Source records
═══

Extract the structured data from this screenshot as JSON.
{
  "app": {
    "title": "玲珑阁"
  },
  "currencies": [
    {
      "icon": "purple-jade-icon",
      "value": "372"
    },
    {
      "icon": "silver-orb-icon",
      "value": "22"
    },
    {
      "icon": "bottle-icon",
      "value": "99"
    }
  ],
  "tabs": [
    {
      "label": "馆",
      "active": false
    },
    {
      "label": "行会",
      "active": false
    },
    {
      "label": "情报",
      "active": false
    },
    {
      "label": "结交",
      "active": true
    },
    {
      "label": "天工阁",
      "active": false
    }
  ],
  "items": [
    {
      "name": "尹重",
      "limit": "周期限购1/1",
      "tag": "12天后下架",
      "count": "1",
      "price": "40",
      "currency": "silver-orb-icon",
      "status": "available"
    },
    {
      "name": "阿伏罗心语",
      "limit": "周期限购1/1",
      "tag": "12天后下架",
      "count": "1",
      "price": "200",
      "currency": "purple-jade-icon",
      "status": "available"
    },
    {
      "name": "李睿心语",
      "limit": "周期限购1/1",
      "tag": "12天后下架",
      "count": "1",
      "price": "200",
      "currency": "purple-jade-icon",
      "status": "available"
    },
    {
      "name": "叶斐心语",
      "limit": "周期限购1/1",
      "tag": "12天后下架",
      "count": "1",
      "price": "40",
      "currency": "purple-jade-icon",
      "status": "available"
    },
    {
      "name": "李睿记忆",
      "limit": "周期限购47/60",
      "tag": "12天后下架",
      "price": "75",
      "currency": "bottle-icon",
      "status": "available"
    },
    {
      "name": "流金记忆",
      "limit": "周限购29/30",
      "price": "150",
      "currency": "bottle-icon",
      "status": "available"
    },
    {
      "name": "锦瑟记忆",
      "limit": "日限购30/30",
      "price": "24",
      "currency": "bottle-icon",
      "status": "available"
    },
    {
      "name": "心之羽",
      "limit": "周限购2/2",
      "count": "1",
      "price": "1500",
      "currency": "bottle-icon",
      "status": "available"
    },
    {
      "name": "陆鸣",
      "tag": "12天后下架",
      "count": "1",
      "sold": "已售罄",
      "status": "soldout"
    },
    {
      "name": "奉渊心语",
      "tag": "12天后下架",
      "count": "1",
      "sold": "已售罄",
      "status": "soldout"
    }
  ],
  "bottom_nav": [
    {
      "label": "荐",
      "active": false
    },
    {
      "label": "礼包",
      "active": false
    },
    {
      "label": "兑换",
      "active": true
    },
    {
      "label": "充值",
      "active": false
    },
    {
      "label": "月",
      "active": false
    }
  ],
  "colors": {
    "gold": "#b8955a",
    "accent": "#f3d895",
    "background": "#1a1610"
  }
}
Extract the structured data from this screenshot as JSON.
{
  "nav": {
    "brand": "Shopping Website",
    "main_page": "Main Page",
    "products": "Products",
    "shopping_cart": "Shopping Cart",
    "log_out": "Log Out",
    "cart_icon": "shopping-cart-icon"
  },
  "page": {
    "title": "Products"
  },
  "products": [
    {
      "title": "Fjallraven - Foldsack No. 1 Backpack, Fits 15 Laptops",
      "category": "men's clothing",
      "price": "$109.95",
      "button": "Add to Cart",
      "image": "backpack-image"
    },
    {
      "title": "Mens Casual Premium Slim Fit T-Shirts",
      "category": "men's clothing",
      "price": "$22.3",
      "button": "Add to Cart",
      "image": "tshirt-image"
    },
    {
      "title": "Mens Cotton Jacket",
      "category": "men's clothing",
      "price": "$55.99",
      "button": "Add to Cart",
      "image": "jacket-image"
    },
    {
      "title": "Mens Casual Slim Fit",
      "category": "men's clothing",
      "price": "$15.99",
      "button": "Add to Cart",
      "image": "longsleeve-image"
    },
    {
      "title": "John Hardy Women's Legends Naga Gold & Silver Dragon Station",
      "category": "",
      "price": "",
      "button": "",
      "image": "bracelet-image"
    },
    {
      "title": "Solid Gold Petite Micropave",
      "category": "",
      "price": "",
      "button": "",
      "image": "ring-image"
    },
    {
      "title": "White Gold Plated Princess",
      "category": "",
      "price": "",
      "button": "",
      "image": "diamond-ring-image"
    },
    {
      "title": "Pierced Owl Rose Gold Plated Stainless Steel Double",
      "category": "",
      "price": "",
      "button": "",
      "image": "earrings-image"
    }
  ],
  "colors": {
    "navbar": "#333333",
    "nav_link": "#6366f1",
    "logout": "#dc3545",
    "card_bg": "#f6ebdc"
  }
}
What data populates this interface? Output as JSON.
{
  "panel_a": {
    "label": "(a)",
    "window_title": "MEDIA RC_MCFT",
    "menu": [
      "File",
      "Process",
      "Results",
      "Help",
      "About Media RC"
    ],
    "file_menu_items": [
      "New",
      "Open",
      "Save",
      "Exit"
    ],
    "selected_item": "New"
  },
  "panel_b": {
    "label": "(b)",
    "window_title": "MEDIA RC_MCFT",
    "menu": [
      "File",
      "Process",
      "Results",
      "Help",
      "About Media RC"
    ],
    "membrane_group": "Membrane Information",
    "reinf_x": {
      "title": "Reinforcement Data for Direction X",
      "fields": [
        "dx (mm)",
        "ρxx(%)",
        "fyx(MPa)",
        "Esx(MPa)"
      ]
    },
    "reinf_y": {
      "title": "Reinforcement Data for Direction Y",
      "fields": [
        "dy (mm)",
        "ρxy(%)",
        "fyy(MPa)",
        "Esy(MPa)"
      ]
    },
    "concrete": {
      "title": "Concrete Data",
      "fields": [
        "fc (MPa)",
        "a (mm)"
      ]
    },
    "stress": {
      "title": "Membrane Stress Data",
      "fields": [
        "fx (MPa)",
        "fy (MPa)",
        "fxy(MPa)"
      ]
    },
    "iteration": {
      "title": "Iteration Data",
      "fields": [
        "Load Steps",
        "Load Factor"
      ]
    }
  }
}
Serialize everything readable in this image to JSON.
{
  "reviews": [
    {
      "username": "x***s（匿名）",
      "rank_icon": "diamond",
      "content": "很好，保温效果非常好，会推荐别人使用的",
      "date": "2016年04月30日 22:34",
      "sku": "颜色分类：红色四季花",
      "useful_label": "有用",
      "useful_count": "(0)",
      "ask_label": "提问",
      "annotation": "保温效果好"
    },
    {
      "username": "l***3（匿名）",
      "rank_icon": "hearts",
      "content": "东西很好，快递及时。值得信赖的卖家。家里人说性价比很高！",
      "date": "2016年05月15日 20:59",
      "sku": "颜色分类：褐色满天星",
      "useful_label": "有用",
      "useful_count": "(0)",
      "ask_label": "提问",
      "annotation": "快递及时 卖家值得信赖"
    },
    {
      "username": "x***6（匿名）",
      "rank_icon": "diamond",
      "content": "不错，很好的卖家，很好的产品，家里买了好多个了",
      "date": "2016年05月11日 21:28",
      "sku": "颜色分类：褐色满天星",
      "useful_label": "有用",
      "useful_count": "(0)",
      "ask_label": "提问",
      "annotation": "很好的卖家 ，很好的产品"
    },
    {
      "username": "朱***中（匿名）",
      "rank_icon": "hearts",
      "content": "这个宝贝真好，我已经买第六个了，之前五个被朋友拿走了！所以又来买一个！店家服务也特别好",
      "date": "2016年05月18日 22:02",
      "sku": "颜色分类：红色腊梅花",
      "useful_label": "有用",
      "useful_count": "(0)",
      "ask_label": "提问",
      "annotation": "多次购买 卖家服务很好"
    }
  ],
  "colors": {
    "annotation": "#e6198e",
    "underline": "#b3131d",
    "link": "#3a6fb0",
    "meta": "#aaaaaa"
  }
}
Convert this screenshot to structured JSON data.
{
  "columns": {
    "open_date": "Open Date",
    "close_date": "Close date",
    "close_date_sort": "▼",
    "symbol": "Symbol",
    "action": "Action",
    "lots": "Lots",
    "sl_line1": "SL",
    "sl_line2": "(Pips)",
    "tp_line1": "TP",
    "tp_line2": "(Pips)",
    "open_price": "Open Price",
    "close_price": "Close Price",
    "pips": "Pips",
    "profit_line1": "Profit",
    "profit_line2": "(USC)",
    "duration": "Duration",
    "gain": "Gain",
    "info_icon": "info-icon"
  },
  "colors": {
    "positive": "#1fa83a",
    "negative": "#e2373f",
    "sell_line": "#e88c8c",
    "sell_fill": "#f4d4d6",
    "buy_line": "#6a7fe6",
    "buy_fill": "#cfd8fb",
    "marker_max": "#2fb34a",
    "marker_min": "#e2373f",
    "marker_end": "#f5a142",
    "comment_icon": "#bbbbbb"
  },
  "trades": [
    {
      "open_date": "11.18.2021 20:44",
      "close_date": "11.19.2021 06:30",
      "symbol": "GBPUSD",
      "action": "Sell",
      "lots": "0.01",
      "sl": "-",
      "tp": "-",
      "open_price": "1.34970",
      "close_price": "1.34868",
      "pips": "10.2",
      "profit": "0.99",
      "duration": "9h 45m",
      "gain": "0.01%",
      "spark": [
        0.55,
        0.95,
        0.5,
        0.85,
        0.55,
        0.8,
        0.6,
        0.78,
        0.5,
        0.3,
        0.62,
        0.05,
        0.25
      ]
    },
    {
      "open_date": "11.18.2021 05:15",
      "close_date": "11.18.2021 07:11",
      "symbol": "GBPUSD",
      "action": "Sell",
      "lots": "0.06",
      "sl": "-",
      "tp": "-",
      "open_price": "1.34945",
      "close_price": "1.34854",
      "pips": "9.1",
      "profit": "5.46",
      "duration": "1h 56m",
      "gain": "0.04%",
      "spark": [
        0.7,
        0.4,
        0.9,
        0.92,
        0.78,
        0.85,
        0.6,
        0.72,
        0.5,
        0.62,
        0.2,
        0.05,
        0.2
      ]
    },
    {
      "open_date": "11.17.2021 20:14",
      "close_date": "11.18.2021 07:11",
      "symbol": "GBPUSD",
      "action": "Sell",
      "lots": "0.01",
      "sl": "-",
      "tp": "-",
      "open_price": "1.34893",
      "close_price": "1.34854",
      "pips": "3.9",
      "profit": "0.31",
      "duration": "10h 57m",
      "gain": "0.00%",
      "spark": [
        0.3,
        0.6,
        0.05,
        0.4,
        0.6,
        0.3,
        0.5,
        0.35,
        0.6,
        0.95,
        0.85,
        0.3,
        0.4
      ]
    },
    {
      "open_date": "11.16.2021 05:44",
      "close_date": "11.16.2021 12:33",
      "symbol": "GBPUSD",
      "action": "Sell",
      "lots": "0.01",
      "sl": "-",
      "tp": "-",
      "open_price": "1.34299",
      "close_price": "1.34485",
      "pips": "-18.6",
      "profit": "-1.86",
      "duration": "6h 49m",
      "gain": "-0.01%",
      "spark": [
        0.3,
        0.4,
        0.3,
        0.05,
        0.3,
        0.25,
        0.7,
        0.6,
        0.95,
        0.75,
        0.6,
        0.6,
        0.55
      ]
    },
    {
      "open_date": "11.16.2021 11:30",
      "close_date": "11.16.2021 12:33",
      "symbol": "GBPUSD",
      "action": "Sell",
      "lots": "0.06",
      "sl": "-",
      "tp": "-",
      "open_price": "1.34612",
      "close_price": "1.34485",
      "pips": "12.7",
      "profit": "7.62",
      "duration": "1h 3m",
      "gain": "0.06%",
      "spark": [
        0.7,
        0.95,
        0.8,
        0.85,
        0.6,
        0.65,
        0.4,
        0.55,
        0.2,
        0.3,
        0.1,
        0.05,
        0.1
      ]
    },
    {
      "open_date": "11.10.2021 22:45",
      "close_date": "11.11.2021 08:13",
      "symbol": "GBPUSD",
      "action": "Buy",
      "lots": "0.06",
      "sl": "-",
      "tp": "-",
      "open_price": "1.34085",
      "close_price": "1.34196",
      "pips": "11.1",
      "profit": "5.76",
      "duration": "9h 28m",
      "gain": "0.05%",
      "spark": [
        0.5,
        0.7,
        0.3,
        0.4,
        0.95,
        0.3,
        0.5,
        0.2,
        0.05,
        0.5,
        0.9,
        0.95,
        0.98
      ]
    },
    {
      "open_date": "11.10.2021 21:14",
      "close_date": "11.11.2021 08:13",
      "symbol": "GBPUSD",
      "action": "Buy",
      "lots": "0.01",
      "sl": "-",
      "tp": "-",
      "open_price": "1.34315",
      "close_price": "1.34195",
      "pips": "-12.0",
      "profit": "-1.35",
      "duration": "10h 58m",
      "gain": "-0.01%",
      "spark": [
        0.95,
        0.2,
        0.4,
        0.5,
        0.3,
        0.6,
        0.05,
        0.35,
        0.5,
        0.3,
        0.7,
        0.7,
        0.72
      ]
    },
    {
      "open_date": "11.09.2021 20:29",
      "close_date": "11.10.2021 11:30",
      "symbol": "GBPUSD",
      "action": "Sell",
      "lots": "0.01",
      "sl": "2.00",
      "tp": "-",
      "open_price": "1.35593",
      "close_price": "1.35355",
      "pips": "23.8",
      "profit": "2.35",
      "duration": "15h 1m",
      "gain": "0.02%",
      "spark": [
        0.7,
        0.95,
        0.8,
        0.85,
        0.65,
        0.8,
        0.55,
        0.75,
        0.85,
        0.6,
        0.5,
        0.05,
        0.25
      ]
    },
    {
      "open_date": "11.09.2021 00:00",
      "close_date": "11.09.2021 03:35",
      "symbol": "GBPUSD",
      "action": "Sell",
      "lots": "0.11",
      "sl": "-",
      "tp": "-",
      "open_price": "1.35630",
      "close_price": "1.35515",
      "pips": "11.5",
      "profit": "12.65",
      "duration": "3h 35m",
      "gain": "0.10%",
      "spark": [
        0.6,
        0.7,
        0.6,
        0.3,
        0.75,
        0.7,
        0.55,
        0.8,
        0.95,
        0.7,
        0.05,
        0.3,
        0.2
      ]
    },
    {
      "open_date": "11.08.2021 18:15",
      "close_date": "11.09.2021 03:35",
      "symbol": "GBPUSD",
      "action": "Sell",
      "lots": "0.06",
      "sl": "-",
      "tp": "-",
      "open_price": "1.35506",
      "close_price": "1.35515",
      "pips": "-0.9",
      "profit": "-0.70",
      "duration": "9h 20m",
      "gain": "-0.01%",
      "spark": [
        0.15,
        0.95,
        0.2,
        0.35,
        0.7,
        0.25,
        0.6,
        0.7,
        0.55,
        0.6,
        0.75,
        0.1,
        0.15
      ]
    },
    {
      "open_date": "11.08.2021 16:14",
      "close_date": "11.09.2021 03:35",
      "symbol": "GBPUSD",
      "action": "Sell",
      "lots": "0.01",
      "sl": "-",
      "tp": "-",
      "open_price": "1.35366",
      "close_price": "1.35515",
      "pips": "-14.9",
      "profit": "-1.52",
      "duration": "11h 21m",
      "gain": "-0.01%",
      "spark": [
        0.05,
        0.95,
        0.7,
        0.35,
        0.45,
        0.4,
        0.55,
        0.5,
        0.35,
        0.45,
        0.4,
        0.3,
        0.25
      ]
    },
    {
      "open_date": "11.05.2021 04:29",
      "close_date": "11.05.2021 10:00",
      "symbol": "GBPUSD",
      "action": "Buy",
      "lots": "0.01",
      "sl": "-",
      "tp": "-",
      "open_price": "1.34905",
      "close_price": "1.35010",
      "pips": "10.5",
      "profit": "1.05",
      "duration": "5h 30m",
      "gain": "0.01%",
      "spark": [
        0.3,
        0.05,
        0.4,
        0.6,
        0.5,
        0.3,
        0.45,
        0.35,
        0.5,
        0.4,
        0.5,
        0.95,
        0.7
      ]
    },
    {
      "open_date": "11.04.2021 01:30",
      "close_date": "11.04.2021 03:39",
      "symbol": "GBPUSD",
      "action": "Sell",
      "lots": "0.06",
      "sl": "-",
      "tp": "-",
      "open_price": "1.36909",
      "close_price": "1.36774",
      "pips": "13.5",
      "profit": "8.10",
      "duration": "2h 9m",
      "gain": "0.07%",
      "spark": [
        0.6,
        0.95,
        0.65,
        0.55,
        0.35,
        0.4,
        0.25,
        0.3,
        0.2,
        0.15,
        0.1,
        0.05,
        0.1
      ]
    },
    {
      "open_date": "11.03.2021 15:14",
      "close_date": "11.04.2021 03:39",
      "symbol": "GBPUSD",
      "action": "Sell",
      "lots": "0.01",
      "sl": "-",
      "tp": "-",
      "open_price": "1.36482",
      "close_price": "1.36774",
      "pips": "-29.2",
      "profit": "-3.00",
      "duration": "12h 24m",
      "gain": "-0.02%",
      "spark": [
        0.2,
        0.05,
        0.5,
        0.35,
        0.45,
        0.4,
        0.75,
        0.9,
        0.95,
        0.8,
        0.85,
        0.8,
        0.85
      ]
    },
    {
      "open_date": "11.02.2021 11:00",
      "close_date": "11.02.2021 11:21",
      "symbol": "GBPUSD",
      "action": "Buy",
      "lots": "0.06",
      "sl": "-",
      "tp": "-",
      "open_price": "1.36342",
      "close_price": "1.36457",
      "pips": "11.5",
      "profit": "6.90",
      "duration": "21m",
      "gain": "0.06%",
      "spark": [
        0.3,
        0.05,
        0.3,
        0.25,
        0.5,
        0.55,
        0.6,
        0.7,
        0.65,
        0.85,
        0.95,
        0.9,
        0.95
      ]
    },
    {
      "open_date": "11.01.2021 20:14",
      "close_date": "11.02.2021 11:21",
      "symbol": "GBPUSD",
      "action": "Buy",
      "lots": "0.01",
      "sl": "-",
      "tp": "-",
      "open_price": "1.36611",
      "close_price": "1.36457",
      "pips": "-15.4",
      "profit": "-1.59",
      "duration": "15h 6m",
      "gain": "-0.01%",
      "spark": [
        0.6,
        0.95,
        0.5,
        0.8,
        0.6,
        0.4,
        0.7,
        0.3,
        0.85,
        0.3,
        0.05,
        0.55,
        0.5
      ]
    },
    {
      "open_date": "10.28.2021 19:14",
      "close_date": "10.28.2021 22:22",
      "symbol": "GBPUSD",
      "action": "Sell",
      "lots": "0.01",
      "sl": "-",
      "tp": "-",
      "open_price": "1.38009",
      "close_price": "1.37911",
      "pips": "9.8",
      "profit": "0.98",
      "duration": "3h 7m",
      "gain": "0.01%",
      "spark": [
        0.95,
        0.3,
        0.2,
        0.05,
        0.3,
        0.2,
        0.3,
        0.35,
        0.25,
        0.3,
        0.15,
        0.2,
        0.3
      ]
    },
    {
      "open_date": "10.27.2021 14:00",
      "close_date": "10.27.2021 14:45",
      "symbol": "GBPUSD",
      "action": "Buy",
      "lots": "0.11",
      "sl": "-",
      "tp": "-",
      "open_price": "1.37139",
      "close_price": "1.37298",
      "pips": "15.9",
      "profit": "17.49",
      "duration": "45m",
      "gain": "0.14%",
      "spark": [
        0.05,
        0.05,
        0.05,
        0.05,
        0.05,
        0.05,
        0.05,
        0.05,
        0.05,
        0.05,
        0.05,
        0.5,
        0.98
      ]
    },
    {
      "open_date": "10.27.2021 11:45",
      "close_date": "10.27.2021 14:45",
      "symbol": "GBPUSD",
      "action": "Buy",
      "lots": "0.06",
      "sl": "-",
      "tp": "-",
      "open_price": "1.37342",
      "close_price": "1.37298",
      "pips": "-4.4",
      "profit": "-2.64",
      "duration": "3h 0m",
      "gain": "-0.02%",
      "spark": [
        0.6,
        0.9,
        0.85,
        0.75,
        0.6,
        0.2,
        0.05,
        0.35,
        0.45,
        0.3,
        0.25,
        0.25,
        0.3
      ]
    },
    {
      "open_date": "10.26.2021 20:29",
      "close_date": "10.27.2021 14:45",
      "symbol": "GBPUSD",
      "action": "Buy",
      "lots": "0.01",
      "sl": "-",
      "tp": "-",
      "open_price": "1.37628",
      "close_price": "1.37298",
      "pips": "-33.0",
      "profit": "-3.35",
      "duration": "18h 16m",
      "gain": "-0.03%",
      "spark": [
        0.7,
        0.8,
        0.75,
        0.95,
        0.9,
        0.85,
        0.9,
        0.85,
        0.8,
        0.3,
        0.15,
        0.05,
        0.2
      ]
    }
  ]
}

═══

## Instruction
Look through the records and gather each line with the word "Mens".

## Complete answer
      "title": "Mens Casual Premium Slim Fit T-Shirts",
      "title": "Mens Cotton Jacket",
      "title": "Mens Casual Slim Fit",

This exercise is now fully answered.